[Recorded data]
##############################
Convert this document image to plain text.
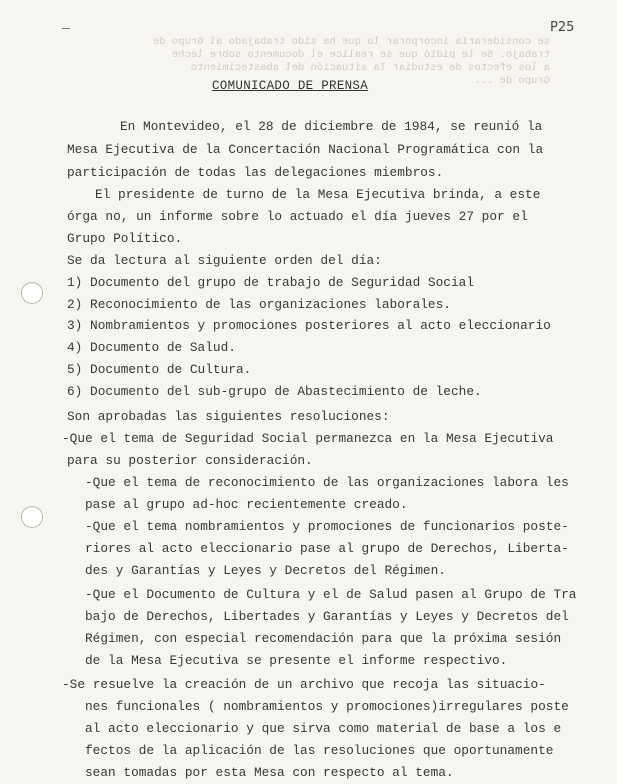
se consideraría incorporar lo que ha sido trabajado al Grupo de
trabajo. Se le pidió que se realice el documento sobre leche
a los efectos de estudiar la situación del abastecimiento
Grupo de ...
P25
COMUNICADO DE PRENSA
En Montevideo, el 28 de diciembre de 1984, se reunió la
Mesa Ejecutiva de la Concertación Nacional Programática con la
participación de todas las delegaciones miembros.
El presidente de turno de la Mesa Ejecutiva brinda, a este
órga no, un informe sobre lo actuado el día jueves 27 por el
Grupo Político.
Se da lectura al siguiente orden del día:
1) Documento del grupo de trabajo de Seguridad Social
2) Reconocimiento de las organizaciones laborales.
3) Nombramientos y promociones posteriores al acto eleccionario
4) Documento de Salud.
5) Documento de Cultura.
6) Documento del sub-grupo de Abastecimiento de leche.
Son aprobadas las siguientes resoluciones:
-Que el tema de Seguridad Social permanezca en la Mesa Ejecutiva
para su posterior consideración.
-Que el tema de reconocimiento de las organizaciones labora les
pase al grupo ad-hoc recientemente creado.
-Que el tema nombramientos y promociones de funcionarios poste-
riores al acto eleccionario pase al grupo de Derechos, Liberta-
des y Garantías y Leyes y Decretos del Régimen.
-Que el Documento de Cultura y el de Salud pasen al Grupo de Tra
bajo de Derechos, Libertades y Garantías y Leyes y Decretos del
Régimen, con especial recomendación para que la próxima sesión
de la Mesa Ejecutiva se presente el informe respectivo.
-Se resuelve la creación de un archivo que recoja las situacio-
nes funcionales ( nombramientos y promociones)irregulares poste
al acto eleccionario y que sirva como material de base a los e
fectos de la aplicación de las resoluciones que oportunamente
sean tomadas por esta Mesa con respecto al tema.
##############################
**Goal of the exercise**
Indicate how many lines of the material contain the string "informe", giving the number and nothing more.

**Response below**
2